EXERCISE >> Find each line that has the string "value" and give the total, with nothing else.

MATERIAL >>
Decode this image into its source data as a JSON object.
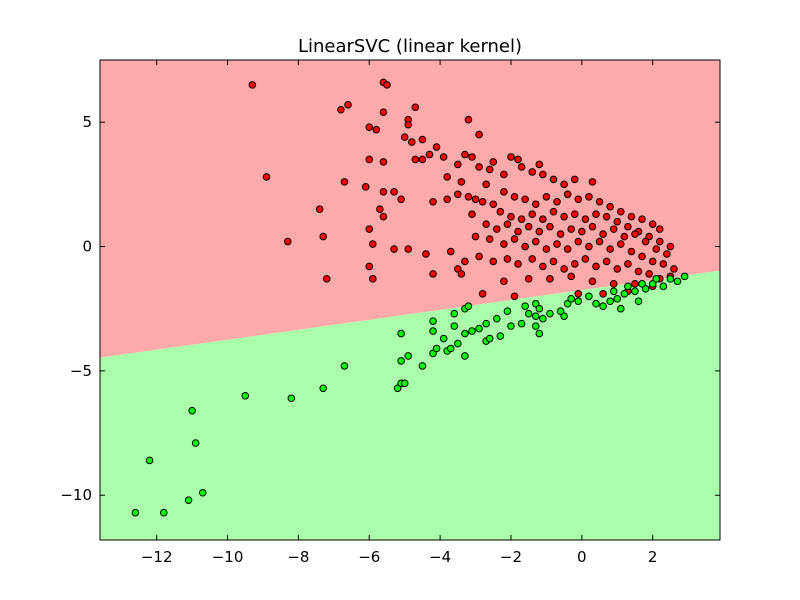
{
  "chart_data": {
    "type": "scatter",
    "title": "LinearSVC (linear kernel)",
    "xlabel": "",
    "ylabel": "",
    "xlim": [
      -13.6,
      3.9
    ],
    "ylim": [
      -11.8,
      7.5
    ],
    "x_ticks": [
      {
        "value": -12,
        "label": "−12"
      },
      {
        "value": -10,
        "label": "−10"
      },
      {
        "value": -8,
        "label": "−8"
      },
      {
        "value": -6,
        "label": "−6"
      },
      {
        "value": -4,
        "label": "−4"
      },
      {
        "value": -2,
        "label": "−2"
      },
      {
        "value": 0,
        "label": "0"
      },
      {
        "value": 2,
        "label": "2"
      }
    ],
    "y_ticks": [
      {
        "value": 5,
        "label": "5"
      },
      {
        "value": 0,
        "label": "0"
      },
      {
        "value": -5,
        "label": "−5"
      },
      {
        "value": -10,
        "label": "−10"
      }
    ],
    "grid": false,
    "legend": "none",
    "decision_boundary": {
      "slope": 0.2,
      "intercept": -1.75
    },
    "regions": {
      "upper_color": "#ffaaaa",
      "lower_color": "#aaffaa"
    },
    "series": [
      {
        "color": "#ff0000",
        "points": [
          [
            -9.3,
            6.5
          ],
          [
            -5.6,
            6.6
          ],
          [
            -5.5,
            6.5
          ],
          [
            -6.6,
            5.7
          ],
          [
            -4.7,
            5.6
          ],
          [
            -6.8,
            5.5
          ],
          [
            -5.6,
            5.4
          ],
          [
            -3.2,
            5.1
          ],
          [
            -4.9,
            5.1
          ],
          [
            -6.0,
            4.8
          ],
          [
            -4.9,
            4.9
          ],
          [
            -5.8,
            4.7
          ],
          [
            -2.9,
            4.5
          ],
          [
            -5.0,
            4.4
          ],
          [
            -4.8,
            4.2
          ],
          [
            -4.5,
            4.3
          ],
          [
            -4.1,
            4.0
          ],
          [
            -3.9,
            3.6
          ],
          [
            -4.3,
            3.7
          ],
          [
            -3.3,
            3.7
          ],
          [
            -3.1,
            3.6
          ],
          [
            -2.5,
            3.4
          ],
          [
            -2.0,
            3.6
          ],
          [
            -1.8,
            3.5
          ],
          [
            -1.2,
            3.3
          ],
          [
            -4.7,
            3.5
          ],
          [
            -4.5,
            3.5
          ],
          [
            -5.6,
            3.4
          ],
          [
            -6.0,
            3.5
          ],
          [
            -8.9,
            2.8
          ],
          [
            -3.5,
            3.3
          ],
          [
            -2.9,
            3.2
          ],
          [
            -2.6,
            3.1
          ],
          [
            -2.2,
            2.9
          ],
          [
            -1.7,
            3.2
          ],
          [
            -1.4,
            3.0
          ],
          [
            -1.1,
            2.9
          ],
          [
            -0.8,
            2.7
          ],
          [
            -0.5,
            2.5
          ],
          [
            -0.2,
            2.7
          ],
          [
            0.3,
            2.6
          ],
          [
            -2.7,
            2.5
          ],
          [
            -3.4,
            2.6
          ],
          [
            -3.8,
            2.8
          ],
          [
            -6.7,
            2.6
          ],
          [
            -6.1,
            2.4
          ],
          [
            -5.3,
            2.2
          ],
          [
            -5.6,
            2.2
          ],
          [
            -5.1,
            1.9
          ],
          [
            -4.2,
            1.8
          ],
          [
            -3.8,
            1.9
          ],
          [
            -3.5,
            2.1
          ],
          [
            -3.2,
            2.0
          ],
          [
            -3.0,
            1.9
          ],
          [
            -2.8,
            1.8
          ],
          [
            -2.5,
            1.7
          ],
          [
            -2.2,
            2.2
          ],
          [
            -1.9,
            2.0
          ],
          [
            -1.6,
            1.9
          ],
          [
            -1.3,
            1.7
          ],
          [
            -1.0,
            2.0
          ],
          [
            -0.7,
            1.8
          ],
          [
            -0.4,
            2.1
          ],
          [
            -0.1,
            1.9
          ],
          [
            0.2,
            2.0
          ],
          [
            0.5,
            1.8
          ],
          [
            0.8,
            1.6
          ],
          [
            1.1,
            1.4
          ],
          [
            1.4,
            1.2
          ],
          [
            1.7,
            1.1
          ],
          [
            2.0,
            0.9
          ],
          [
            2.2,
            0.7
          ],
          [
            -7.4,
            1.5
          ],
          [
            -5.7,
            1.5
          ],
          [
            -5.6,
            1.2
          ],
          [
            -3.1,
            1.3
          ],
          [
            -2.3,
            1.4
          ],
          [
            -2.0,
            1.2
          ],
          [
            -1.7,
            1.1
          ],
          [
            -1.4,
            1.3
          ],
          [
            -1.1,
            1.1
          ],
          [
            -0.8,
            1.4
          ],
          [
            -0.5,
            1.2
          ],
          [
            -0.2,
            1.3
          ],
          [
            0.1,
            1.1
          ],
          [
            0.4,
            1.3
          ],
          [
            0.7,
            1.2
          ],
          [
            1.0,
            1.0
          ],
          [
            1.3,
            0.8
          ],
          [
            1.6,
            0.6
          ],
          [
            1.9,
            0.4
          ],
          [
            2.2,
            0.2
          ],
          [
            2.5,
            0.0
          ],
          [
            -2.7,
            0.9
          ],
          [
            -2.4,
            0.7
          ],
          [
            -2.1,
            0.9
          ],
          [
            -1.8,
            0.6
          ],
          [
            -1.5,
            0.8
          ],
          [
            -1.2,
            0.6
          ],
          [
            -0.9,
            0.8
          ],
          [
            -0.6,
            0.5
          ],
          [
            -0.3,
            0.7
          ],
          [
            0.0,
            0.6
          ],
          [
            0.3,
            0.8
          ],
          [
            0.6,
            0.5
          ],
          [
            0.9,
            0.7
          ],
          [
            1.2,
            0.4
          ],
          [
            1.5,
            0.5
          ],
          [
            1.8,
            0.2
          ],
          [
            2.1,
            -0.1
          ],
          [
            2.4,
            -0.3
          ],
          [
            -6.0,
            0.7
          ],
          [
            -7.3,
            0.4
          ],
          [
            -8.3,
            0.2
          ],
          [
            -3.0,
            0.4
          ],
          [
            -2.6,
            0.3
          ],
          [
            -2.2,
            0.1
          ],
          [
            -1.9,
            0.3
          ],
          [
            -1.6,
            0.0
          ],
          [
            -1.3,
            0.2
          ],
          [
            -1.0,
            -0.1
          ],
          [
            -0.7,
            0.1
          ],
          [
            -0.4,
            -0.1
          ],
          [
            -0.1,
            0.2
          ],
          [
            0.2,
            0.0
          ],
          [
            0.5,
            0.2
          ],
          [
            0.8,
            -0.1
          ],
          [
            1.1,
            0.1
          ],
          [
            1.4,
            -0.2
          ],
          [
            1.7,
            -0.4
          ],
          [
            2.0,
            -0.6
          ],
          [
            2.3,
            -0.7
          ],
          [
            2.6,
            -0.9
          ],
          [
            -5.9,
            0.1
          ],
          [
            -5.3,
            -0.1
          ],
          [
            -4.9,
            -0.1
          ],
          [
            -4.4,
            -0.3
          ],
          [
            -3.7,
            -0.2
          ],
          [
            -3.3,
            -0.6
          ],
          [
            -2.9,
            -0.4
          ],
          [
            -2.5,
            -0.6
          ],
          [
            -2.1,
            -0.5
          ],
          [
            -1.8,
            -0.7
          ],
          [
            -1.4,
            -0.5
          ],
          [
            -1.1,
            -0.8
          ],
          [
            -0.8,
            -0.6
          ],
          [
            -0.5,
            -0.9
          ],
          [
            -0.2,
            -0.7
          ],
          [
            0.1,
            -0.5
          ],
          [
            0.4,
            -0.8
          ],
          [
            0.7,
            -0.6
          ],
          [
            1.0,
            -0.9
          ],
          [
            1.3,
            -0.7
          ],
          [
            1.6,
            -1.0
          ],
          [
            1.9,
            -1.1
          ],
          [
            2.2,
            -1.3
          ],
          [
            2.5,
            -1.2
          ],
          [
            -6.0,
            -0.8
          ],
          [
            -5.9,
            -1.3
          ],
          [
            -7.2,
            -1.3
          ],
          [
            -4.2,
            -1.1
          ],
          [
            -3.5,
            -0.9
          ],
          [
            -3.4,
            -1.1
          ],
          [
            -2.2,
            -1.4
          ],
          [
            -1.5,
            -1.3
          ],
          [
            -0.9,
            -1.3
          ],
          [
            -0.3,
            -1.2
          ],
          [
            0.3,
            -1.4
          ],
          [
            0.9,
            -1.5
          ],
          [
            1.5,
            -1.5
          ],
          [
            2.0,
            -1.6
          ],
          [
            -2.8,
            -1.9
          ],
          [
            -1.9,
            -2.0
          ],
          [
            -0.1,
            -1.9
          ],
          [
            0.6,
            -1.9
          ],
          [
            1.3,
            -1.8
          ]
        ]
      },
      {
        "color": "#00ff00",
        "points": [
          [
            -12.6,
            -10.7
          ],
          [
            -11.8,
            -10.7
          ],
          [
            -11.1,
            -10.2
          ],
          [
            -10.7,
            -9.9
          ],
          [
            -12.2,
            -8.6
          ],
          [
            -10.9,
            -7.9
          ],
          [
            -11.0,
            -6.6
          ],
          [
            -9.5,
            -6.0
          ],
          [
            -8.2,
            -6.1
          ],
          [
            -7.3,
            -5.7
          ],
          [
            -6.7,
            -4.8
          ],
          [
            -5.2,
            -5.7
          ],
          [
            -5.1,
            -5.5
          ],
          [
            -5.0,
            -5.5
          ],
          [
            -4.5,
            -4.8
          ],
          [
            -5.1,
            -4.6
          ],
          [
            -4.9,
            -4.4
          ],
          [
            -4.2,
            -4.3
          ],
          [
            -4.1,
            -4.1
          ],
          [
            -3.8,
            -4.2
          ],
          [
            -3.7,
            -4.1
          ],
          [
            -3.3,
            -4.4
          ],
          [
            -3.5,
            -3.9
          ],
          [
            -3.9,
            -3.7
          ],
          [
            -4.2,
            -3.4
          ],
          [
            -5.1,
            -3.5
          ],
          [
            -3.3,
            -3.5
          ],
          [
            -2.7,
            -3.8
          ],
          [
            -2.6,
            -3.7
          ],
          [
            -2.3,
            -3.6
          ],
          [
            -3.1,
            -3.4
          ],
          [
            -2.9,
            -3.3
          ],
          [
            -2.7,
            -3.1
          ],
          [
            -3.6,
            -3.2
          ],
          [
            -2.4,
            -2.9
          ],
          [
            -2.0,
            -3.2
          ],
          [
            -1.7,
            -3.1
          ],
          [
            -1.3,
            -3.2
          ],
          [
            -1.2,
            -3.5
          ],
          [
            -1.5,
            -2.7
          ],
          [
            -1.3,
            -2.8
          ],
          [
            -1.1,
            -2.9
          ],
          [
            -4.2,
            -3.0
          ],
          [
            -3.6,
            -2.7
          ],
          [
            -3.3,
            -2.5
          ],
          [
            -3.2,
            -2.4
          ],
          [
            -2.1,
            -2.6
          ],
          [
            -1.6,
            -2.4
          ],
          [
            -1.3,
            -2.3
          ],
          [
            -1.2,
            -2.5
          ],
          [
            -0.9,
            -2.7
          ],
          [
            -0.5,
            -2.8
          ],
          [
            -0.6,
            -2.6
          ],
          [
            -0.4,
            -2.3
          ],
          [
            -0.3,
            -2.1
          ],
          [
            -0.1,
            -2.2
          ],
          [
            0.2,
            -2.0
          ],
          [
            0.4,
            -2.3
          ],
          [
            0.6,
            -2.4
          ],
          [
            0.8,
            -2.2
          ],
          [
            1.1,
            -2.5
          ],
          [
            1.0,
            -2.1
          ],
          [
            1.2,
            -1.9
          ],
          [
            1.6,
            -2.2
          ],
          [
            1.5,
            -1.8
          ],
          [
            1.8,
            -1.7
          ],
          [
            2.0,
            -1.5
          ],
          [
            2.3,
            -1.6
          ],
          [
            2.5,
            -1.3
          ],
          [
            2.7,
            -1.4
          ],
          [
            2.9,
            -1.2
          ],
          [
            1.7,
            -1.5
          ],
          [
            1.3,
            -1.6
          ],
          [
            0.9,
            -1.8
          ],
          [
            2.1,
            -1.3
          ]
        ]
      }
    ]
  }
}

CORRECT RESULT >> 12